Collect every line that includes the string "áreas".

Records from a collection
§
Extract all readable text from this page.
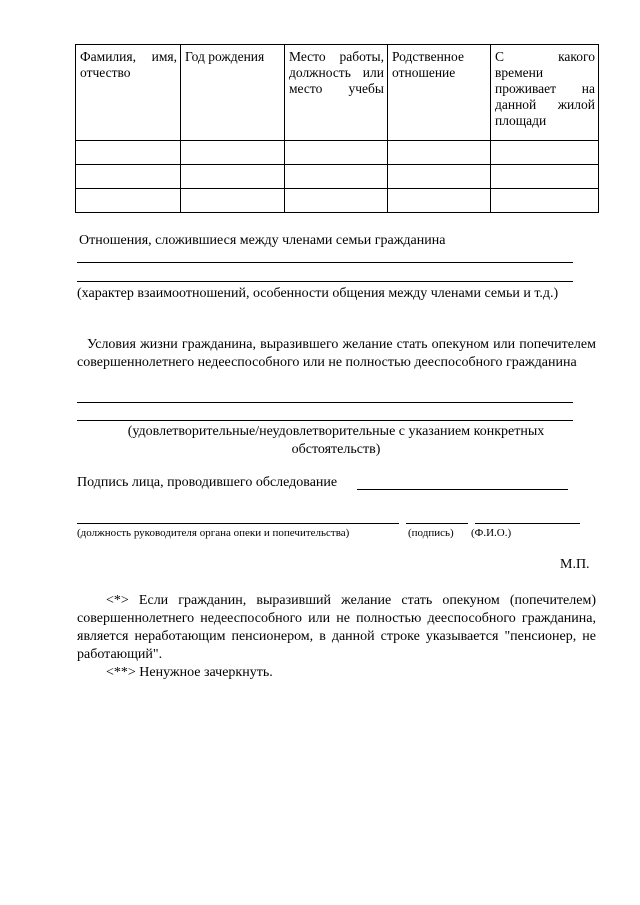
Фамилия, имя, отчество	Год рождения	Место работы, должность или место учебы	Родственное отношение	С какого времени проживает на данной жилой площади

Отношения, сложившиеся между членами семьи гражданина
(характер взаимоотношений, особенности общения между членами семьи и т.д.)
Условия жизни гражданина, выразившего желание стать опекуном или попечителем совершеннолетнего недееспособного или не полностью дееспособного гражданина
(удовлетворительные/неудовлетворительные с указанием конкретных обстоятельств)
Подпись лица, проводившего обследование
(должность руководителя органа опеки и попечительства)	(подпись) (Ф.И.О.)
М.П.
<*> Если гражданин, выразивший желание стать опекуном (попечителем) совершеннолетнего недееспособного или не полностью дееспособного гражданина, является неработающим пенсионером, в данной строке указывается "пенсионер, не работающий".
<**> Ненужное зачеркнуть.
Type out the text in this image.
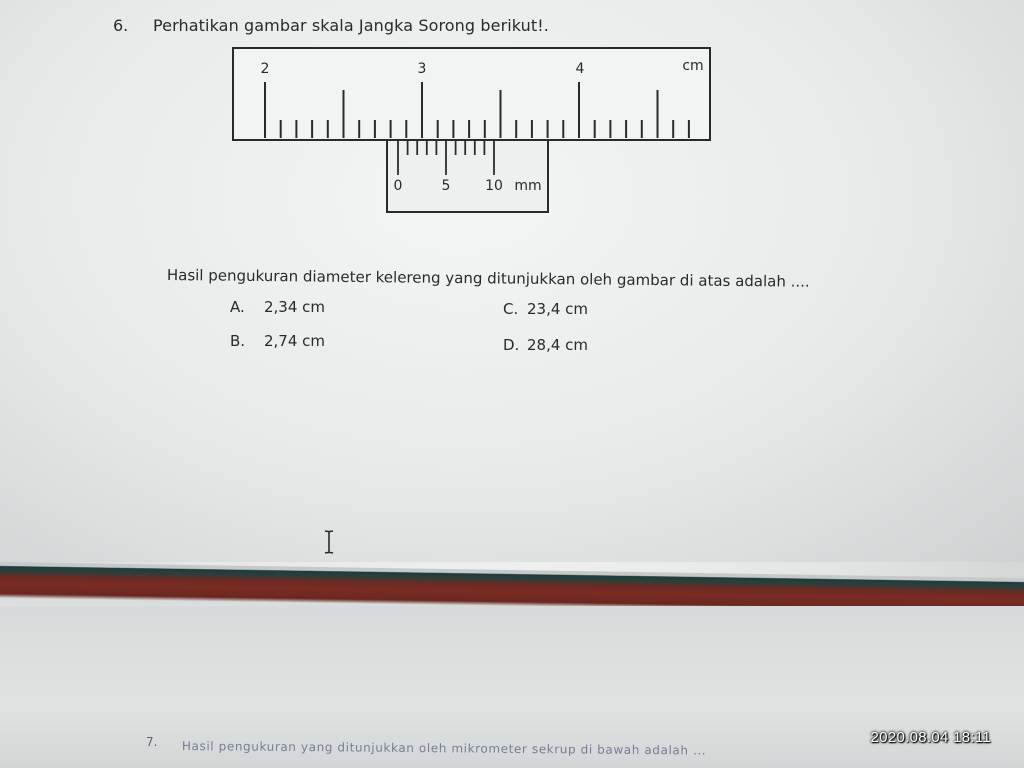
6. Perhatikan gambar skala Jangka Sorong berikut!.
2	3	4	cm
0	5 10 mm
Hasil pengukuran diameter kelereng yang ditunjukkan oleh gambar di atas adalah ....
A. 2,34 cm
B. 2,74 cm
C. 23,4 cm
D. 28,4 cm
7. Hasil pengukuran yang ditunjukkan oleh mikrometer sekrup di bawah adalah ...
2020.08.04 18:11
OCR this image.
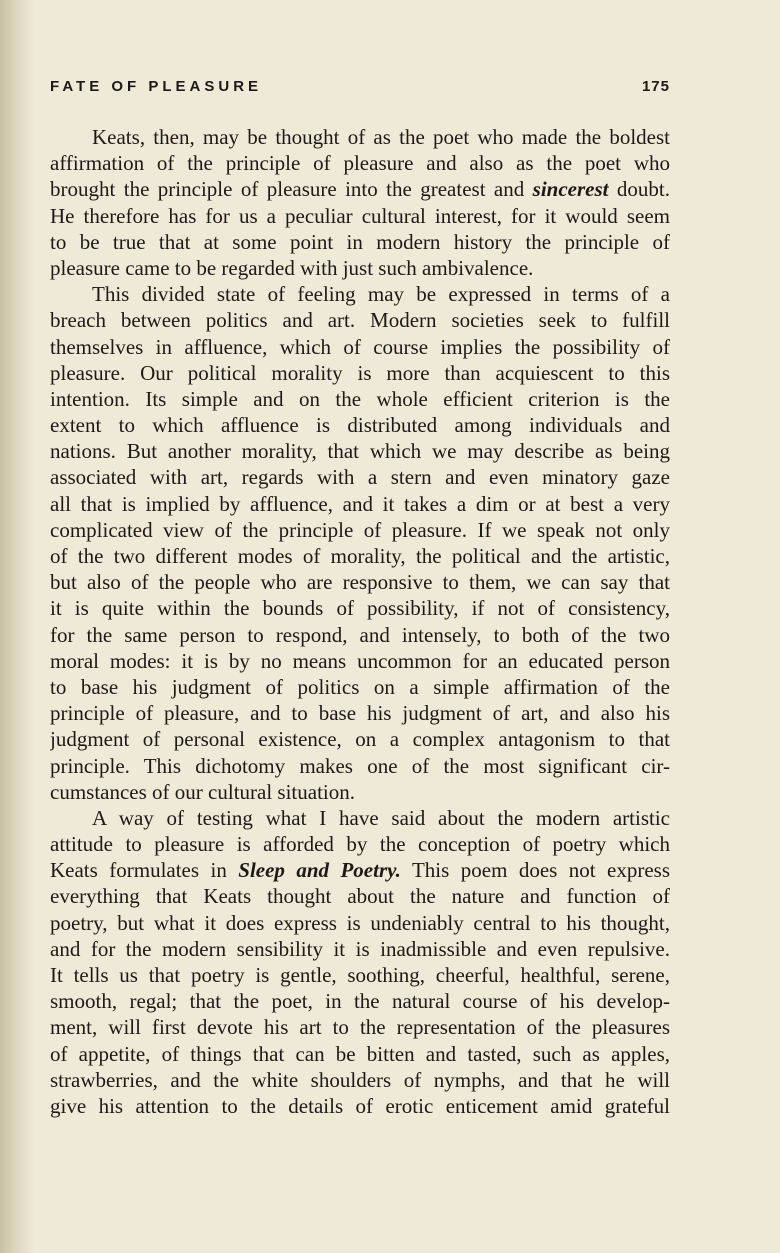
FATE OF PLEASURE	175
Keats, then, may be thought of as the poet who made the boldest
affirmation of the principle of pleasure and also as the poet who
brought the principle of pleasure into the greatest and sincerest doubt.
He therefore has for us a peculiar cultural interest, for it would seem
to be true that at some point in modern history the principle of
pleasure came to be regarded with just such ambivalence.
This divided state of feeling may be expressed in terms of a
breach between politics and art. Modern societies seek to fulfill
themselves in affluence, which of course implies the possibility of
pleasure. Our political morality is more than acquiescent to this
intention. Its simple and on the whole efficient criterion is the
extent to which affluence is distributed among individuals and
nations. But another morality, that which we may describe as being
associated with art, regards with a stern and even minatory gaze
all that is implied by affluence, and it takes a dim or at best a very
complicated view of the principle of pleasure. If we speak not only
of the two different modes of morality, the political and the artistic,
but also of the people who are responsive to them, we can say that
it is quite within the bounds of possibility, if not of consistency,
for the same person to respond, and intensely, to both of the two
moral modes: it is by no means uncommon for an educated person
to base his judgment of politics on a simple affirmation of the
principle of pleasure, and to base his judgment of art, and also his
judgment of personal existence, on a complex antagonism to that
principle. This dichotomy makes one of the most significant cir-
cumstances of our cultural situation.
A way of testing what I have said about the modern artistic
attitude to pleasure is afforded by the conception of poetry which
Keats formulates in Sleep and Poetry. This poem does not express
everything that Keats thought about the nature and function of
poetry, but what it does express is undeniably central to his thought,
and for the modern sensibility it is inadmissible and even repulsive.
It tells us that poetry is gentle, soothing, cheerful, healthful, serene,
smooth, regal; that the poet, in the natural course of his develop-
ment, will first devote his art to the representation of the pleasures
of appetite, of things that can be bitten and tasted, such as apples,
strawberries, and the white shoulders of nymphs, and that he will
give his attention to the details of erotic enticement amid grateful
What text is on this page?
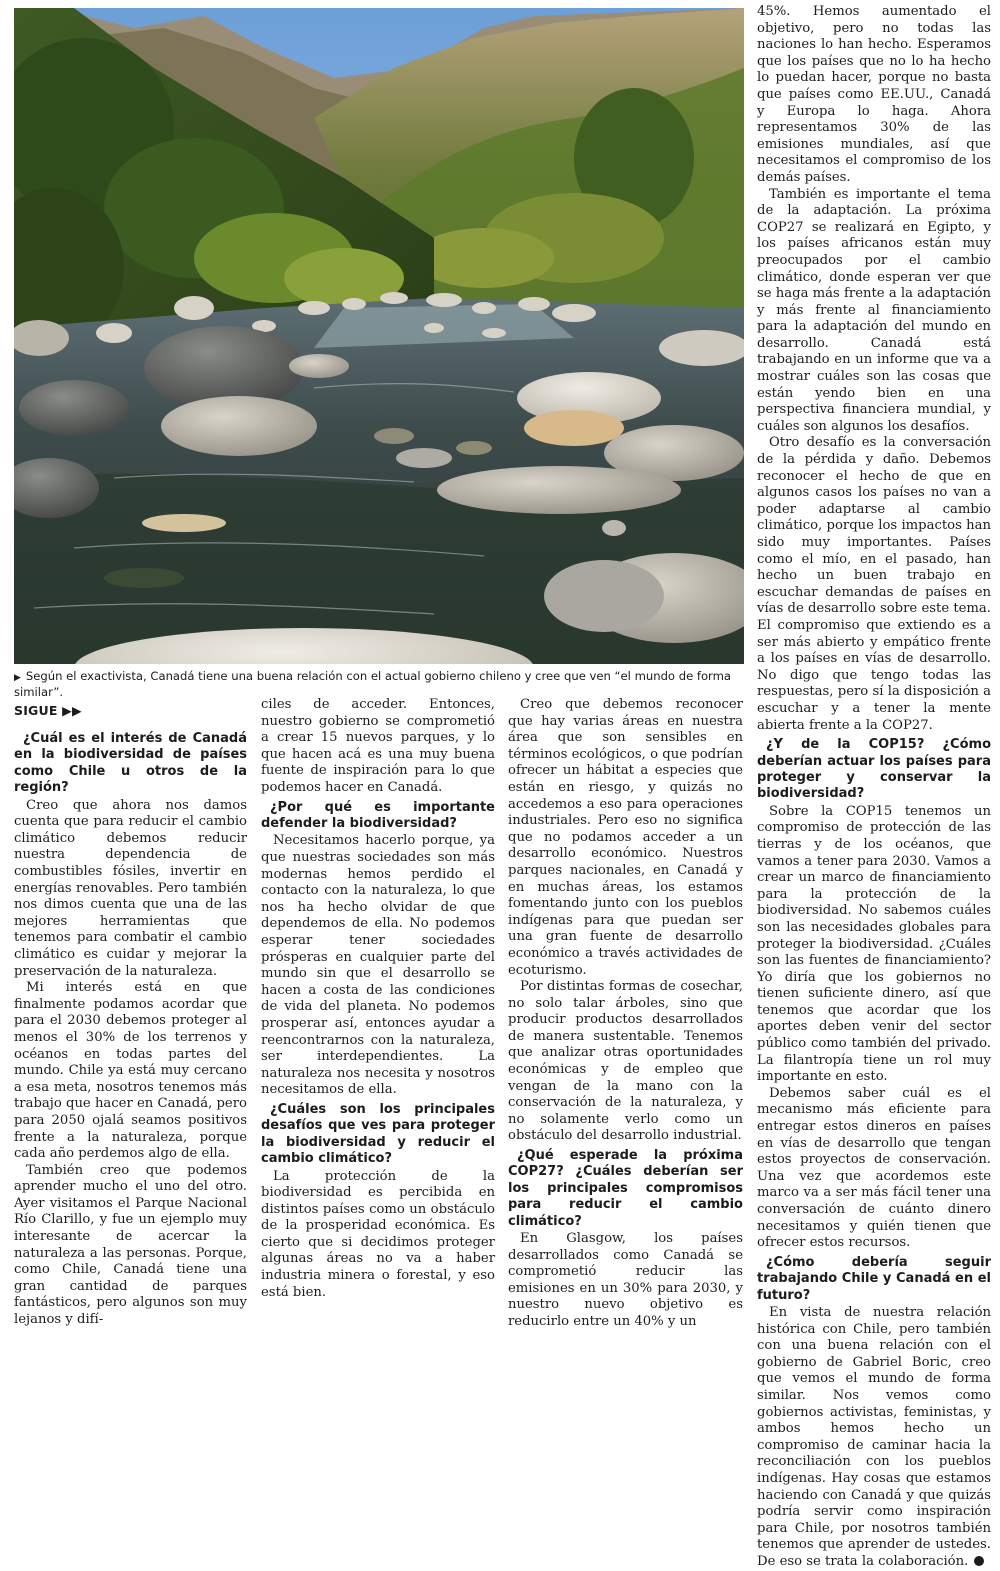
▶ Según el exactivista, Canadá tiene una buena relación con el actual gobierno chileno y cree que ven “el mundo de forma similar”.
SIGUE ▶▶
¿Cuál es el interés de Canadá en la biodiversidad de países como Chile u otros de la región?

Creo que ahora nos damos cuenta que para reducir el cambio climático debemos reducir nuestra dependencia de combustibles fósiles, invertir en energías renovables. Pero también nos dimos cuenta que una de las mejores herramientas que tenemos para combatir el cambio climático es cuidar y mejorar la preservación de la naturaleza.

Mi interés está en que finalmente podamos acordar que para el 2030 debemos proteger al menos el 30% de los terrenos y océanos en todas partes del mundo. Chile ya está muy cercano a esa meta, nosotros tenemos más trabajo que hacer en Canadá, pero para 2050 ojalá seamos positivos frente a la naturaleza, porque cada año perdemos algo de ella.

También creo que podemos aprender mucho el uno del otro. Ayer visitamos el Parque Nacional Río Clarillo, y fue un ejemplo muy interesante de acercar la naturaleza a las personas. Porque, como Chile, Canadá tiene una gran cantidad de parques fantásticos, pero algunos son muy lejanos y difí-

ciles de acceder. Entonces, nuestro gobierno se comprometió a crear 15 nuevos parques, y lo que hacen acá es una muy buena fuente de inspiración para lo que podemos hacer en Canadá.

¿Por qué es importante defender la biodiversidad?

Necesitamos hacerlo porque, ya que nuestras sociedades son más modernas hemos perdido el contacto con la naturaleza, lo que nos ha hecho olvidar de que dependemos de ella. No podemos esperar tener sociedades prósperas en cualquier parte del mundo sin que el desarrollo se hacen a costa de las condiciones de vida del planeta. No podemos prosperar así, entonces ayudar a reencontrarnos con la naturaleza, ser interdependientes. La naturaleza nos necesita y nosotros necesitamos de ella.

¿Cuáles son los principales desafíos que ves para proteger la biodiversidad y reducir el cambio climático?

La protección de la biodiversidad es percibida en distintos países como un obstáculo de la prosperidad económica. Es cierto que si decidimos proteger algunas áreas no va a haber industria minera o forestal, y eso está bien.

Creo que debemos reconocer que hay varias áreas en nuestra área que son sensibles en términos ecológicos, o que podrían ofrecer un hábitat a especies que están en riesgo, y quizás no accedemos a eso para operaciones industriales. Pero eso no significa que no podamos acceder a un desarrollo económico. Nuestros parques nacionales, en Canadá y en muchas áreas, los estamos fomentando junto con los pueblos indígenas para que puedan ser una gran fuente de desarrollo económico a través actividades de ecoturismo.

Por distintas formas de cosechar, no solo talar árboles, sino que producir productos desarrollados de manera sustentable. Tenemos que analizar otras oportunidades económicas y de empleo que vengan de la mano con la conservación de la naturaleza, y no solamente verlo como un obstáculo del desarrollo industrial.

¿Qué esperade la próxima COP27? ¿Cuáles deberían ser los principales compromisos para reducir el cambio climático?

En Glasgow, los países desarrollados como Canadá se comprometió reducir las emisiones en un 30% para 2030, y nuestro nuevo objetivo es reducirlo entre un 40% y un

45%. Hemos aumentado el objetivo, pero no todas las naciones lo han hecho. Esperamos que los países que no lo ha hecho lo puedan hacer, porque no basta que países como EE.UU., Canadá y Europa lo haga. Ahora representamos 30% de las emisiones mundiales, así que necesitamos el compromiso de los demás países.

También es importante el tema de la adaptación. La próxima COP27 se realizará en Egipto, y los países africanos están muy preocupados por el cambio climático, donde esperan ver que se haga más frente a la adaptación y más frente al financiamiento para la adaptación del mundo en desarrollo. Canadá está trabajando en un informe que va a mostrar cuáles son las cosas que están yendo bien en una perspectiva financiera mundial, y cuáles son algunos los desafíos.

Otro desafío es la conversación de la pérdida y daño. Debemos reconocer el hecho de que en algunos casos los países no van a poder adaptarse al cambio climático, porque los impactos han sido muy importantes. Países como el mío, en el pasado, han hecho un buen trabajo en escuchar demandas de países en vías de desarrollo sobre este tema. El compromiso que extiendo es a ser más abierto y empático frente a los países en vías de desarrollo. No digo que tengo todas las respuestas, pero sí la disposición a escuchar y a tener la mente abierta frente a la COP27.

¿Y de la COP15? ¿Cómo deberían actuar los países para proteger y conservar la biodiversidad?

Sobre la COP15 tenemos un compromiso de protección de las tierras y de los océanos, que vamos a tener para 2030. Vamos a crear un marco de financiamiento para la protección de la biodiversidad. No sabemos cuáles son las necesidades globales para proteger la biodiversidad. ¿Cuáles son las fuentes de financiamiento? Yo diría que los gobiernos no tienen suficiente dinero, así que tenemos que acordar que los aportes deben venir del sector público como también del privado. La filantropía tiene un rol muy importante en esto.

Debemos saber cuál es el mecanismo más eficiente para entregar estos dineros en países en vías de desarrollo que tengan estos proyectos de conservación. Una vez que acordemos este marco va a ser más fácil tener una conversación de cuánto dinero necesitamos y quién tienen que ofrecer estos recursos.

¿Cómo debería seguir trabajando Chile y Canadá en el futuro?

En vista de nuestra relación histórica con Chile, pero también con una buena relación con el gobierno de Gabriel Boric, creo que vemos el mundo de forma similar. Nos vemos como gobiernos activistas, feministas, y ambos hemos hecho un compromiso de caminar hacia la reconciliación con los pueblos indígenas. Hay cosas que estamos haciendo con Canadá y que quizás podría servir como inspiración para Chile, por nosotros también tenemos que aprender de ustedes. De eso se trata la colaboración.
§
## Answer to this exercise:
La protección de la biodiversidad es percibida en distintos países como un obstáculo de la prosperidad económica. Es cierto que si decidimos proteger algunas áreas no va a haber industria minera o forestal, y eso está bien.
Creo que debemos reconocer que hay varias áreas en nuestra área que son sensibles en términos ecológicos, o que podrían ofrecer un hábitat a especies que están en riesgo, y quizás no accedemos a eso para operaciones industriales. Pero eso no significa que no podamos acceder a un desarrollo económico. Nuestros parques nacionales, en Canadá y en muchas áreas, los estamos fomentando junto con los pueblos indígenas para que puedan ser una gran fuente de desarrollo económico a través actividades de ecoturismo.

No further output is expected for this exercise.